Layout dataset entries:
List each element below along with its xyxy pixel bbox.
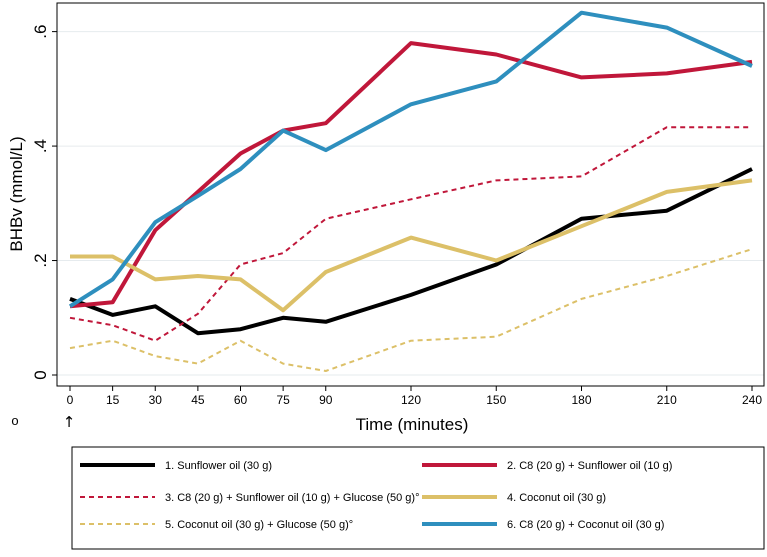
gridlines [57, 31, 764, 376]
legend-label-4: 4. Coconut oil (30 g) [507, 492, 606, 504]
series-line-6 [68, 10, 753, 308]
y-axis-label: BHBv (mmol/L) [7, 136, 26, 251]
series-line-3 [69, 126, 752, 342]
start-marker-arrow-icon: ↑ [63, 413, 76, 431]
footnote-symbol: o [11, 413, 18, 428]
y-tick-label: 0 [31, 370, 50, 379]
legend-label-2: 2. C8 (20 g) + Sunflower oil (10 g) [507, 460, 672, 472]
x-tick-label: 60 [234, 393, 248, 407]
series-lines [68, 10, 753, 372]
series-line-2 [69, 41, 753, 309]
x-tick-label: 0 [67, 393, 74, 407]
axis-labels: Time (minutes) BHBv (mmol/L) ↑ o [7, 136, 468, 434]
legend-box [71, 446, 765, 550]
x-tick-label: 240 [742, 393, 762, 407]
x-tick-label: 45 [191, 393, 205, 407]
axes: 0 .2 .4 .6 0 15 30 45 60 75 90 120 150 180 210 240 [31, 2, 765, 407]
y-tick-label: .2 [31, 253, 50, 267]
y-tick-label: .4 [31, 139, 50, 153]
x-tick-label: 120 [401, 393, 421, 407]
x-tick-label: 150 [486, 393, 506, 407]
legend-label-1: 1. Sunflower oil (30 g) [165, 460, 272, 472]
x-tick-label: 75 [276, 393, 290, 407]
legend-label-3: 3. C8 (20 g) + Sunflower oil (10 g) + Gl… [165, 492, 419, 504]
x-tick-label: 30 [149, 393, 163, 407]
x-tick-label: 15 [106, 393, 120, 407]
x-tick-label: 180 [571, 393, 591, 407]
x-axis-label: Time (minutes) [356, 415, 469, 434]
x-tick-label: 90 [319, 393, 333, 407]
legend: 1. Sunflower oil (30 g) 2. C8 (20 g) + Su… [71, 446, 765, 550]
series-line-1 [69, 167, 753, 336]
series-line-4 [70, 178, 753, 313]
x-tick-label: 210 [657, 393, 677, 407]
legend-label-6: 6. C8 (20 g) + Coconut oil (30 g) [507, 519, 664, 531]
y-tick-label: .6 [31, 25, 50, 39]
legend-label-5: 5. Coconut oil (30 g) + Glucose (50 g)° [165, 519, 353, 531]
series-line-5 [69, 248, 753, 372]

To be done >> Convert the lines of the items above into a Markdown table with the columns Row and Line, numbering each non-blank line and omitting blank lines. Leave the pictures out of the table.

Response below >>
| Row | Line |
|---|---|
| 1 | List each element below along with its xyxy pixel bbox. |
| 2 | gridlines [57, 31, 764, 376] |
| 3 | legend-label-4: 4. Coconut oil (30 g) [507, 492, 606, 504] |
| 4 | series-line-6 [68, 10, 753, 308] |
| 5 | y-axis-label: BHBv (mmol/L) [7, 136, 26, 251] |
| 6 | series-line-3 [69, 126, 752, 342] |
| 7 | start-marker-arrow-icon: ↑ [63, 413, 76, 431] |
| 8 | footnote-symbol: o [11, 413, 18, 428] |
| 9 | y-tick-label: 0 [31, 370, 50, 379] |
| 10 | legend-label-2: 2. C8 (20 g) + Sunflower oil (10 g) [507, 460, 672, 472] |
| 11 | x-tick-label: 60 [234, 393, 248, 407] |
| 12 | series-lines [68, 10, 753, 372] |
| 13 | series-line-2 [69, 41, 753, 309] |
| 14 | x-tick-label: 0 [67, 393, 74, 407] |
| 15 | axis-labels: Time (minutes) BHBv (mmol/L) ↑ o [7, 136, 468, 434] |
| 16 | legend-box [71, 446, 765, 550] |
| 17 | x-tick-label: 240 [742, 393, 762, 407] |
| 18 | x-tick-label: 45 [191, 393, 205, 407] |
| 19 | axes: 0 .2 .4 .6 0 15 30 45 60 75 90 120 150 180 210 240 [31, 2, 765, 407] |
| 20 | y-tick-label: .2 [31, 253, 50, 267] |
| 21 | y-tick-label: .4 [31, 139, 50, 153] |
| 22 | x-tick-label: 120 [401, 393, 421, 407] |
| 23 | x-tick-label: 150 [486, 393, 506, 407] |
| 24 | legend-label-1: 1. Sunflower oil (30 g) [165, 460, 272, 472] |
| 25 | x-tick-label: 75 [276, 393, 290, 407] |
| 26 | legend-label-3: 3. C8 (20 g) + Sunflower oil (10 g) + Gl… [165, 492, 419, 504] |
| 27 | x-tick-label: 30 [149, 393, 163, 407] |
| 28 | x-tick-label: 15 [106, 393, 120, 407] |
| 29 | x-tick-label: 180 [571, 393, 591, 407] |
| 30 | x-axis-label: Time (minutes) [356, 415, 469, 434] |
| 31 | x-tick-label: 90 [319, 393, 333, 407] |
| 32 | legend: 1. Sunflower oil (30 g) 2. C8 (20 g) + Su… [71, 446, 765, 550] |
| 33 | series-line-1 [69, 167, 753, 336] |
| 34 | series-line-4 [70, 178, 753, 313] |
| 35 | x-tick-label: 210 [657, 393, 677, 407] |
| 36 | legend-label-6: 6. C8 (20 g) + Coconut oil (30 g) [507, 519, 664, 531] |
| 37 | y-tick-label: .6 [31, 25, 50, 39] |
| 38 | legend-label-5: 5. Coconut oil (30 g) + Glucose (50 g)° [165, 519, 353, 531] |
| 39 | series-line-5 [69, 248, 753, 372] |